[START OF Input data]
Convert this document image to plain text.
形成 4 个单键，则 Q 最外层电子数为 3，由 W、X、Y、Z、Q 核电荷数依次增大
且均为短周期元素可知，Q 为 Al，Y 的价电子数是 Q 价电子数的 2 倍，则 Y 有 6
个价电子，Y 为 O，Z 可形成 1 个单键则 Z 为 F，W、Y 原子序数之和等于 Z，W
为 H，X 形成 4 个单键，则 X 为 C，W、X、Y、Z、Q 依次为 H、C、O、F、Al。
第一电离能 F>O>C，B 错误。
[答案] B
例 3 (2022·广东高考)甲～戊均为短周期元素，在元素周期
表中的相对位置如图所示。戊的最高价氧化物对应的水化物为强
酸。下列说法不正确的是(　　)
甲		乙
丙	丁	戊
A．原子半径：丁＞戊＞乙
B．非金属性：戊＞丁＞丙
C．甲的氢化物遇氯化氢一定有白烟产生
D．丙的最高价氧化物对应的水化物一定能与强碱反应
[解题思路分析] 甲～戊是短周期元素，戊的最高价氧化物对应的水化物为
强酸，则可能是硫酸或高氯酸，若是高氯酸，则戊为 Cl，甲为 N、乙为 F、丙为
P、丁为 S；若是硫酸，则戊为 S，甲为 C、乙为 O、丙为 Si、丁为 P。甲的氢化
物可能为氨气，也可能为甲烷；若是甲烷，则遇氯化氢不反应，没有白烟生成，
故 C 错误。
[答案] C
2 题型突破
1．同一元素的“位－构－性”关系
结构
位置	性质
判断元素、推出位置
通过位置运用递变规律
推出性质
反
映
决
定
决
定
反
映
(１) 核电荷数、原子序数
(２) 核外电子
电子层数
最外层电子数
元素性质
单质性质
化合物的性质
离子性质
[END OF Input data]
*Short task:*
Write out every entry above, word for word.

*Correct response:*
Convert this document image to plain text.
形成 4 个单键，则 Q 最外层电子数为 3，由 W、X、Y、Z、Q 核电荷数依次增大
且均为短周期元素可知，Q 为 Al，Y 的价电子数是 Q 价电子数的 2 倍，则 Y 有 6
个价电子，Y 为 O，Z 可形成 1 个单键则 Z 为 F，W、Y 原子序数之和等于 Z，W
为 H，X 形成 4 个单键，则 X 为 C，W、X、Y、Z、Q 依次为 H、C、O、F、Al。
第一电离能 F>O>C，B 错误。
[答案] B
例 3 (2022·广东高考)甲～戊均为短周期元素，在元素周期
表中的相对位置如图所示。戊的最高价氧化物对应的水化物为强
酸。下列说法不正确的是(　　)
甲		乙
丙	丁	戊
A．原子半径：丁＞戊＞乙
B．非金属性：戊＞丁＞丙
C．甲的氢化物遇氯化氢一定有白烟产生
D．丙的最高价氧化物对应的水化物一定能与强碱反应
[解题思路分析] 甲～戊是短周期元素，戊的最高价氧化物对应的水化物为
强酸，则可能是硫酸或高氯酸，若是高氯酸，则戊为 Cl，甲为 N、乙为 F、丙为
P、丁为 S；若是硫酸，则戊为 S，甲为 C、乙为 O、丙为 Si、丁为 P。甲的氢化
物可能为氨气，也可能为甲烷；若是甲烷，则遇氯化氢不反应，没有白烟生成，
故 C 错误。
[答案] C
2 题型突破
1．同一元素的“位－构－性”关系
结构
位置	性质
判断元素、推出位置
通过位置运用递变规律
推出性质
反
映
决
定
决
定
反
映
(１) 核电荷数、原子序数
(２) 核外电子
电子层数
最外层电子数
元素性质
单质性质
化合物的性质
离子性质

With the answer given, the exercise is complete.